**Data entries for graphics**
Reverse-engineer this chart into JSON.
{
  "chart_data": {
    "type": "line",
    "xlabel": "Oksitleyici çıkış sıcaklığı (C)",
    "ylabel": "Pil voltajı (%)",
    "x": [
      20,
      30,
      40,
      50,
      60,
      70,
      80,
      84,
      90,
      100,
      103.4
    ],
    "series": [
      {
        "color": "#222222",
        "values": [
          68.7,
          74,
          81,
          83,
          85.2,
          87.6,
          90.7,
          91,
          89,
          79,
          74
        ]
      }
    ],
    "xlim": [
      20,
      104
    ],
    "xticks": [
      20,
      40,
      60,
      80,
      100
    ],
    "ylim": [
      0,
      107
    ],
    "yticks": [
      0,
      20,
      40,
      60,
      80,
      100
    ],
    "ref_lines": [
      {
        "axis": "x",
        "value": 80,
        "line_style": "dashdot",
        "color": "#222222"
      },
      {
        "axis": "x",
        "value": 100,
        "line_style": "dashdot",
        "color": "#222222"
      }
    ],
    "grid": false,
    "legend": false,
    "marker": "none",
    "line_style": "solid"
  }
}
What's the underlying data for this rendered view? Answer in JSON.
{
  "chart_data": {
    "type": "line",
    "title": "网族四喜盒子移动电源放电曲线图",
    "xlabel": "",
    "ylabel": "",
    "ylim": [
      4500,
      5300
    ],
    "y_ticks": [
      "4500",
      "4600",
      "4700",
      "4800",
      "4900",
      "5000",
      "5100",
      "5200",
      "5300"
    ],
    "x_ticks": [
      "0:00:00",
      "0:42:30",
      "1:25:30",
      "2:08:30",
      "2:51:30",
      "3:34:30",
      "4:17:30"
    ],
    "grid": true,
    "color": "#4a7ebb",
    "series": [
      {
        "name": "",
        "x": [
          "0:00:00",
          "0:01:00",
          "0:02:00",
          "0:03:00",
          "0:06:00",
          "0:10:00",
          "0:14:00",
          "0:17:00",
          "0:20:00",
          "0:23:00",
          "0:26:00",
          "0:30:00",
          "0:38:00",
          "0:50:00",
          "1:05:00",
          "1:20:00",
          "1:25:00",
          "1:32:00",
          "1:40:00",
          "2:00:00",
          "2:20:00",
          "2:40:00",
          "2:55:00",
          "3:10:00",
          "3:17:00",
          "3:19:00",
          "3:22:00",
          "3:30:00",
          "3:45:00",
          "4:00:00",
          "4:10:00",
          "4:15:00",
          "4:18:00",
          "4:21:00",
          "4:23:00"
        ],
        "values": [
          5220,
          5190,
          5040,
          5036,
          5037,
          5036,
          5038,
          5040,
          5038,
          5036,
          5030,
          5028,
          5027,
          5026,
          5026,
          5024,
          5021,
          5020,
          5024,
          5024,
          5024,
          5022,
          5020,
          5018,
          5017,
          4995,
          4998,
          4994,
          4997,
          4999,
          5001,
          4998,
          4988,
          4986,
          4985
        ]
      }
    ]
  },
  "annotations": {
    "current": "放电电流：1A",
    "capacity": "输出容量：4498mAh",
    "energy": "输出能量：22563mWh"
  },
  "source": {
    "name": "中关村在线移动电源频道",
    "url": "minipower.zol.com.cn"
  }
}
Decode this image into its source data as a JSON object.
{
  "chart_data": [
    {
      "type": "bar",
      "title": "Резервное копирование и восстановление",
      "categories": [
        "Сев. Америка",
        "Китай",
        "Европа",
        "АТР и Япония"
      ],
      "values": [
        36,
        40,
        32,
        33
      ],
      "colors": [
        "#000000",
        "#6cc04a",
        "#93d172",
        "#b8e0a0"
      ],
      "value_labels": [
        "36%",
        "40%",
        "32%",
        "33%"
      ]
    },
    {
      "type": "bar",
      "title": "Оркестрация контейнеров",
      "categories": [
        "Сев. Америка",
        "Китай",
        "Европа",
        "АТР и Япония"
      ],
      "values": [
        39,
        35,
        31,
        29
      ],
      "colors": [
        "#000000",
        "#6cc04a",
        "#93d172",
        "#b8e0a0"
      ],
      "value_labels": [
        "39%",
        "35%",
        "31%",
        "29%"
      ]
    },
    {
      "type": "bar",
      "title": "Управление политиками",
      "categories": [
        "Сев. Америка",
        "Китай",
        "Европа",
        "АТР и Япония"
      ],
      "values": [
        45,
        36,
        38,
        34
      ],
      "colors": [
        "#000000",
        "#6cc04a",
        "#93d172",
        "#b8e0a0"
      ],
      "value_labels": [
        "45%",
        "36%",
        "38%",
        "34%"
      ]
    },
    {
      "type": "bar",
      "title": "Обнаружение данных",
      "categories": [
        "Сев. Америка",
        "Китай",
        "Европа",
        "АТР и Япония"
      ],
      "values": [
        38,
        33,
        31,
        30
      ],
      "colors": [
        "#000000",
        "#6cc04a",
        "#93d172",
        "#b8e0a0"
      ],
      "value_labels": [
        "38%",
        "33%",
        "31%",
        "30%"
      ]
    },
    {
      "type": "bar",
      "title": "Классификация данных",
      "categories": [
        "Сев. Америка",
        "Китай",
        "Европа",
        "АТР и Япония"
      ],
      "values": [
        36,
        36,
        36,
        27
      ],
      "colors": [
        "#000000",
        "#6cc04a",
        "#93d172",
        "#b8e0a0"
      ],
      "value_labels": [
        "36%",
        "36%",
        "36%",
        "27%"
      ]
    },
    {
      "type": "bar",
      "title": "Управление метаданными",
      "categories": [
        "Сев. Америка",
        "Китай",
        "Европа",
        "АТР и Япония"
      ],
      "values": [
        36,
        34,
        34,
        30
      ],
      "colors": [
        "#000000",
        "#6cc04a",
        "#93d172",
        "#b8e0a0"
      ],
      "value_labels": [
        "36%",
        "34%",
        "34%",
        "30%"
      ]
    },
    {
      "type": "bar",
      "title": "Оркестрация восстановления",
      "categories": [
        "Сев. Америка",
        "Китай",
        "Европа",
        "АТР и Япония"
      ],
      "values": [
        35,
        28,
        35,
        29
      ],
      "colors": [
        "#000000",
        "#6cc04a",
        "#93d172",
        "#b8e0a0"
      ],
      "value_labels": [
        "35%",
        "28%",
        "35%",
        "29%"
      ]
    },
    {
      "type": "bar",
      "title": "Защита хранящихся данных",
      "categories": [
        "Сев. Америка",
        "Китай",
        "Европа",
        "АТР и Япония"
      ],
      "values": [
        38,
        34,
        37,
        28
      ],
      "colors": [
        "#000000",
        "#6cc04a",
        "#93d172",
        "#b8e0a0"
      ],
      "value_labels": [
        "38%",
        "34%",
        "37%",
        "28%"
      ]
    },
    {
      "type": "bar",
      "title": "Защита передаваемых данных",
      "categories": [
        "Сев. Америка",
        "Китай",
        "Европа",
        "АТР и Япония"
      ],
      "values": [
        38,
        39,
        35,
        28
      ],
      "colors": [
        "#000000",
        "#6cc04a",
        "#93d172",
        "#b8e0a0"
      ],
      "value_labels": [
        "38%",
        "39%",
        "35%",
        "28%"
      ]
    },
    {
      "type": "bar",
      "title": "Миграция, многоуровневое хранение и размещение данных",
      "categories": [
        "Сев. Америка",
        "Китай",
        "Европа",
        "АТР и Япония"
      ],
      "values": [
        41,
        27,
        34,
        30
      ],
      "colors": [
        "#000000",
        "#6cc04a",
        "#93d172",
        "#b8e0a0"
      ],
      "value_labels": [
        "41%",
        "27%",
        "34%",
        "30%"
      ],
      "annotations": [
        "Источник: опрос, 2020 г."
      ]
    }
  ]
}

**REQUEST**
Copy down the whole of the data above, matching it exactly.

**COMPLETE RESPONSE**
Reverse-engineer this chart into JSON.
{
  "chart_data": {
    "type": "line",
    "xlabel": "Oksitleyici çıkış sıcaklığı (C)",
    "ylabel": "Pil voltajı (%)",
    "x": [
      20,
      30,
      40,
      50,
      60,
      70,
      80,
      84,
      90,
      100,
      103.4
    ],
    "series": [
      {
        "color": "#222222",
        "values": [
          68.7,
          74,
          81,
          83,
          85.2,
          87.6,
          90.7,
          91,
          89,
          79,
          74
        ]
      }
    ],
    "xlim": [
      20,
      104
    ],
    "xticks": [
      20,
      40,
      60,
      80,
      100
    ],
    "ylim": [
      0,
      107
    ],
    "yticks": [
      0,
      20,
      40,
      60,
      80,
      100
    ],
    "ref_lines": [
      {
        "axis": "x",
        "value": 80,
        "line_style": "dashdot",
        "color": "#222222"
      },
      {
        "axis": "x",
        "value": 100,
        "line_style": "dashdot",
        "color": "#222222"
      }
    ],
    "grid": false,
    "legend": false,
    "marker": "none",
    "line_style": "solid"
  }
}
What's the underlying data for this rendered view? Answer in JSON.
{
  "chart_data": {
    "type": "line",
    "title": "网族四喜盒子移动电源放电曲线图",
    "xlabel": "",
    "ylabel": "",
    "ylim": [
      4500,
      5300
    ],
    "y_ticks": [
      "4500",
      "4600",
      "4700",
      "4800",
      "4900",
      "5000",
      "5100",
      "5200",
      "5300"
    ],
    "x_ticks": [
      "0:00:00",
      "0:42:30",
      "1:25:30",
      "2:08:30",
      "2:51:30",
      "3:34:30",
      "4:17:30"
    ],
    "grid": true,
    "color": "#4a7ebb",
    "series": [
      {
        "name": "",
        "x": [
          "0:00:00",
          "0:01:00",
          "0:02:00",
          "0:03:00",
          "0:06:00",
          "0:10:00",
          "0:14:00",
          "0:17:00",
          "0:20:00",
          "0:23:00",
          "0:26:00",
          "0:30:00",
          "0:38:00",
          "0:50:00",
          "1:05:00",
          "1:20:00",
          "1:25:00",
          "1:32:00",
          "1:40:00",
          "2:00:00",
          "2:20:00",
          "2:40:00",
          "2:55:00",
          "3:10:00",
          "3:17:00",
          "3:19:00",
          "3:22:00",
          "3:30:00",
          "3:45:00",
          "4:00:00",
          "4:10:00",
          "4:15:00",
          "4:18:00",
          "4:21:00",
          "4:23:00"
        ],
        "values": [
          5220,
          5190,
          5040,
          5036,
          5037,
          5036,
          5038,
          5040,
          5038,
          5036,
          5030,
          5028,
          5027,
          5026,
          5026,
          5024,
          5021,
          5020,
          5024,
          5024,
          5024,
          5022,
          5020,
          5018,
          5017,
          4995,
          4998,
          4994,
          4997,
          4999,
          5001,
          4998,
          4988,
          4986,
          4985
        ]
      }
    ]
  },
  "annotations": {
    "current": "放电电流：1A",
    "capacity": "输出容量：4498mAh",
    "energy": "输出能量：22563mWh"
  },
  "source": {
    "name": "中关村在线移动电源频道",
    "url": "minipower.zol.com.cn"
  }
}
Decode this image into its source data as a JSON object.
{
  "chart_data": [
    {
      "type": "bar",
      "title": "Резервное копирование и восстановление",
      "categories": [
        "Сев. Америка",
        "Китай",
        "Европа",
        "АТР и Япония"
      ],
      "values": [
        36,
        40,
        32,
        33
      ],
      "colors": [
        "#000000",
        "#6cc04a",
        "#93d172",
        "#b8e0a0"
      ],
      "value_labels": [
        "36%",
        "40%",
        "32%",
        "33%"
      ]
    },
    {
      "type": "bar",
      "title": "Оркестрация контейнеров",
      "categories": [
        "Сев. Америка",
        "Китай",
        "Европа",
        "АТР и Япония"
      ],
      "values": [
        39,
        35,
        31,
        29
      ],
      "colors": [
        "#000000",
        "#6cc04a",
        "#93d172",
        "#b8e0a0"
      ],
      "value_labels": [
        "39%",
        "35%",
        "31%",
        "29%"
      ]
    },
    {
      "type": "bar",
      "title": "Управление политиками",
      "categories": [
        "Сев. Америка",
        "Китай",
        "Европа",
        "АТР и Япония"
      ],
      "values": [
        45,
        36,
        38,
        34
      ],
      "colors": [
        "#000000",
        "#6cc04a",
        "#93d172",
        "#b8e0a0"
      ],
      "value_labels": [
        "45%",
        "36%",
        "38%",
        "34%"
      ]
    },
    {
      "type": "bar",
      "title": "Обнаружение данных",
      "categories": [
        "Сев. Америка",
        "Китай",
        "Европа",
        "АТР и Япония"
      ],
      "values": [
        38,
        33,
        31,
        30
      ],
      "colors": [
        "#000000",
        "#6cc04a",
        "#93d172",
        "#b8e0a0"
      ],
      "value_labels": [
        "38%",
        "33%",
        "31%",
        "30%"
      ]
    },
    {
      "type": "bar",
      "title": "Классификация данных",
      "categories": [
        "Сев. Америка",
        "Китай",
        "Европа",
        "АТР и Япония"
      ],
      "values": [
        36,
        36,
        36,
        27
      ],
      "colors": [
        "#000000",
        "#6cc04a",
        "#93d172",
        "#b8e0a0"
      ],
      "value_labels": [
        "36%",
        "36%",
        "36%",
        "27%"
      ]
    },
    {
      "type": "bar",
      "title": "Управление метаданными",
      "categories": [
        "Сев. Америка",
        "Китай",
        "Европа",
        "АТР и Япония"
      ],
      "values": [
        36,
        34,
        34,
        30
      ],
      "colors": [
        "#000000",
        "#6cc04a",
        "#93d172",
        "#b8e0a0"
      ],
      "value_labels": [
        "36%",
        "34%",
        "34%",
        "30%"
      ]
    },
    {
      "type": "bar",
      "title": "Оркестрация восстановления",
      "categories": [
        "Сев. Америка",
        "Китай",
        "Европа",
        "АТР и Япония"
      ],
      "values": [
        35,
        28,
        35,
        29
      ],
      "colors": [
        "#000000",
        "#6cc04a",
        "#93d172",
        "#b8e0a0"
      ],
      "value_labels": [
        "35%",
        "28%",
        "35%",
        "29%"
      ]
    },
    {
      "type": "bar",
      "title": "Защита хранящихся данных",
      "categories": [
        "Сев. Америка",
        "Китай",
        "Европа",
        "АТР и Япония"
      ],
      "values": [
        38,
        34,
        37,
        28
      ],
      "colors": [
        "#000000",
        "#6cc04a",
        "#93d172",
        "#b8e0a0"
      ],
      "value_labels": [
        "38%",
        "34%",
        "37%",
        "28%"
      ]
    },
    {
      "type": "bar",
      "title": "Защита передаваемых данных",
      "categories": [
        "Сев. Америка",
        "Китай",
        "Европа",
        "АТР и Япония"
      ],
      "values": [
        38,
        39,
        35,
        28
      ],
      "colors": [
        "#000000",
        "#6cc04a",
        "#93d172",
        "#b8e0a0"
      ],
      "value_labels": [
        "38%",
        "39%",
        "35%",
        "28%"
      ]
    },
    {
      "type": "bar",
      "title": "Миграция, многоуровневое хранение и размещение данных",
      "categories": [
        "Сев. Америка",
        "Китай",
        "Европа",
        "АТР и Япония"
      ],
      "values": [
        41,
        27,
        34,
        30
      ],
      "colors": [
        "#000000",
        "#6cc04a",
        "#93d172",
        "#b8e0a0"
      ],
      "value_labels": [
        "41%",
        "27%",
        "34%",
        "30%"
      ],
      "annotations": [
        "Источник: опрос, 2020 г."
      ]
    }
  ]
}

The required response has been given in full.